[Written problem]
The required output is a single number: how many lines of the material contain the string "text".

Records excerpted from a collection

************

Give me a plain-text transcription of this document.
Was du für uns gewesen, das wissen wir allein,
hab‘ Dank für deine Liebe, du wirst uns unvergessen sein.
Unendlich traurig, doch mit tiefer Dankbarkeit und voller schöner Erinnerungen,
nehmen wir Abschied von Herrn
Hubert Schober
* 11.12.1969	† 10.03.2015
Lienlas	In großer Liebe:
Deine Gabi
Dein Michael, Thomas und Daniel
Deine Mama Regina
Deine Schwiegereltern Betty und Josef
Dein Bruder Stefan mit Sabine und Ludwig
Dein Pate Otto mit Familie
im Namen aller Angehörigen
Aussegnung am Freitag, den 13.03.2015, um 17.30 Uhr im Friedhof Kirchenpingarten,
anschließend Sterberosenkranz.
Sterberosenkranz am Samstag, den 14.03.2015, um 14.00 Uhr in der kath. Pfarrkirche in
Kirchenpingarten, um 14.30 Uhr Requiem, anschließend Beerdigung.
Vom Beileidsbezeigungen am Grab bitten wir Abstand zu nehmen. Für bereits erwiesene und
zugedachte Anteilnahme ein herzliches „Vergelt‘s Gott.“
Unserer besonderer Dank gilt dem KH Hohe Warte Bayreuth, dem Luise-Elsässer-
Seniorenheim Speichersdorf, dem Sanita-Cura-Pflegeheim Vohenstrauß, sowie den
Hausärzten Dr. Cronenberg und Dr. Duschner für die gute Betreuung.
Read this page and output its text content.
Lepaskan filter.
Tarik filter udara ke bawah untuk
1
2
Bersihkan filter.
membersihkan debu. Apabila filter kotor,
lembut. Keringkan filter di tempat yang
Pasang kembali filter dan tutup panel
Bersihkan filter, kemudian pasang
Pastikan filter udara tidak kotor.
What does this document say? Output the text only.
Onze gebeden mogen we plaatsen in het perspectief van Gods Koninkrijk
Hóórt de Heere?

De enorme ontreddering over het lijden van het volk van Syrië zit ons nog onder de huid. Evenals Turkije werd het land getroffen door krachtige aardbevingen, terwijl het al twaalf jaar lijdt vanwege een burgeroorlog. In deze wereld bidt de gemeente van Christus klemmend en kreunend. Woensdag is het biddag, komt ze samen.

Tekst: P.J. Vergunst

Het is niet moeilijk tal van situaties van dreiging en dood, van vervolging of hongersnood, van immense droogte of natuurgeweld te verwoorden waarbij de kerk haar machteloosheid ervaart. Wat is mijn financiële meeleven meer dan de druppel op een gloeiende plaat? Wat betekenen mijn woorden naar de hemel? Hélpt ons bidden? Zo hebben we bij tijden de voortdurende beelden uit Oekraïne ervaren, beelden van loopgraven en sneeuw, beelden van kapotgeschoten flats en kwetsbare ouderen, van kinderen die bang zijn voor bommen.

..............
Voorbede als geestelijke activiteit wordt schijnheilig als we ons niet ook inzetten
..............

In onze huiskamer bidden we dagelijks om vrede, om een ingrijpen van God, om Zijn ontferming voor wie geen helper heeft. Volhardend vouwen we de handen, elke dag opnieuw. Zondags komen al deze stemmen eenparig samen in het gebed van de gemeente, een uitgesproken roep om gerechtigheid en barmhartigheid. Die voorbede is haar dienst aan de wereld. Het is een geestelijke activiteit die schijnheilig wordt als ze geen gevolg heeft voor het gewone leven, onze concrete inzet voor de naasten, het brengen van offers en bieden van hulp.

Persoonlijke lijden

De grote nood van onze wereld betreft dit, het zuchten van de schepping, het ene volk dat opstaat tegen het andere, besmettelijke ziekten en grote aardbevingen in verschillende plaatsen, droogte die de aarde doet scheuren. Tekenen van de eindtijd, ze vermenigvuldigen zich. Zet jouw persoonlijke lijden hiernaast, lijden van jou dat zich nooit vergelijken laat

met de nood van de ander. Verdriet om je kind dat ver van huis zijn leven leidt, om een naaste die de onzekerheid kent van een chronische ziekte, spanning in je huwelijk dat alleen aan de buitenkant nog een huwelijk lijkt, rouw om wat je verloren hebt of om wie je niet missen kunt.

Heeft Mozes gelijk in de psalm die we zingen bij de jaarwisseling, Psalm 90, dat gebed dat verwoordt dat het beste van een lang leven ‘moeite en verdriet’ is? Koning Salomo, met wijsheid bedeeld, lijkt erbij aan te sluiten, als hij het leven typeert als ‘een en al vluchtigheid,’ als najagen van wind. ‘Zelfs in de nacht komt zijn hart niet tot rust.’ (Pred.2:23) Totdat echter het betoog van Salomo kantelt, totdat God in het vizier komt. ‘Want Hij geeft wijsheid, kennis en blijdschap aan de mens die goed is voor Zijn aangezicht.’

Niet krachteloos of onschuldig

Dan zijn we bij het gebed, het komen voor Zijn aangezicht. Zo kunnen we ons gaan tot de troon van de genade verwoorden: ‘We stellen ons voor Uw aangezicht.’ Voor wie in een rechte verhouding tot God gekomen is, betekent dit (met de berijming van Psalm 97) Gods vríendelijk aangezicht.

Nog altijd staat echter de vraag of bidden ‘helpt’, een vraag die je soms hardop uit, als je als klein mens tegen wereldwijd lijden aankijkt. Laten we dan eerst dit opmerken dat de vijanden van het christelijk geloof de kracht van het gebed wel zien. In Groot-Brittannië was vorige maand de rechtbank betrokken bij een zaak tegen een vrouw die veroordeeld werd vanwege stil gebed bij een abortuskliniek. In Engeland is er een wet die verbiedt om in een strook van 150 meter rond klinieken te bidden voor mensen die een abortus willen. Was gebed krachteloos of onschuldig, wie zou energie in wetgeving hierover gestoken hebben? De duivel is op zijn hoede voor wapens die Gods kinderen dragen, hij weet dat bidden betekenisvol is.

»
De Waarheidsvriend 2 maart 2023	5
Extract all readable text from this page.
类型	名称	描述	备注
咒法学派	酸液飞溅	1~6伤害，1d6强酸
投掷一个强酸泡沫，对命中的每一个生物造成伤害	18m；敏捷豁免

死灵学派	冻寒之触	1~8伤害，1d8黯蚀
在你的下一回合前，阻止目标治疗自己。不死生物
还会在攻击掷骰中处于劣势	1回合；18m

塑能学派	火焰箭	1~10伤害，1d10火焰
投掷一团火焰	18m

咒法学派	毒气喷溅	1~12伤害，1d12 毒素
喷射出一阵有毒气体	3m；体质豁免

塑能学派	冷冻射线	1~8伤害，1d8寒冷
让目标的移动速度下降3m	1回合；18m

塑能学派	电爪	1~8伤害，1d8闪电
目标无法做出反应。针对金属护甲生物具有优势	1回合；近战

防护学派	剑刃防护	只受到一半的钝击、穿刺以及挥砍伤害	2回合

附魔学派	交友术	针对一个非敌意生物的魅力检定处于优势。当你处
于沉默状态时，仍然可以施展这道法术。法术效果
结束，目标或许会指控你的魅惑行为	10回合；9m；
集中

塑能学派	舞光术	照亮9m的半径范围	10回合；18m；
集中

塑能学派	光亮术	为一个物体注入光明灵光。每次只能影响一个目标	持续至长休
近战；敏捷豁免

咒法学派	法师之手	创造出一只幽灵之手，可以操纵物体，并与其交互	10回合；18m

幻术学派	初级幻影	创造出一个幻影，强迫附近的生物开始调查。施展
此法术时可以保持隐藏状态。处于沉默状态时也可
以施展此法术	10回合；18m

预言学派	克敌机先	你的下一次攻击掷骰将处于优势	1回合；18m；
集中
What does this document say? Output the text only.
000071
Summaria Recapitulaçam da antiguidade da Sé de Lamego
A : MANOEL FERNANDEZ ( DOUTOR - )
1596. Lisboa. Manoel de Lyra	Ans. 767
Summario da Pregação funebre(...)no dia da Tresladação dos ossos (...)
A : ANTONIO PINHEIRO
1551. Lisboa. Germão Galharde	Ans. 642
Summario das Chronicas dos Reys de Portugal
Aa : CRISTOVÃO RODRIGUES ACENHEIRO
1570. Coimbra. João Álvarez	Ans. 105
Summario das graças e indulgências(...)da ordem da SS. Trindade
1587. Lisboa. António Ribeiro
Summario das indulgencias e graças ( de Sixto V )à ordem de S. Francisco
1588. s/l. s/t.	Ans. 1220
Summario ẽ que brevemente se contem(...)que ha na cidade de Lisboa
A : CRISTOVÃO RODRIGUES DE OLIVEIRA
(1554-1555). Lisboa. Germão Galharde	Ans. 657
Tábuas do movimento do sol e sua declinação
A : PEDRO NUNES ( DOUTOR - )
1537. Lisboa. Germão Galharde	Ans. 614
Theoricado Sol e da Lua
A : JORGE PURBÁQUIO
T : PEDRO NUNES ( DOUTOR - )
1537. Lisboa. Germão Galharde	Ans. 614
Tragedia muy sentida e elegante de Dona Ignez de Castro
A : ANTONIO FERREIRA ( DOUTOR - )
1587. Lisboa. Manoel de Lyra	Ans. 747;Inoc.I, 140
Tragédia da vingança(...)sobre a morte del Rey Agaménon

************

[Solved exercise]
5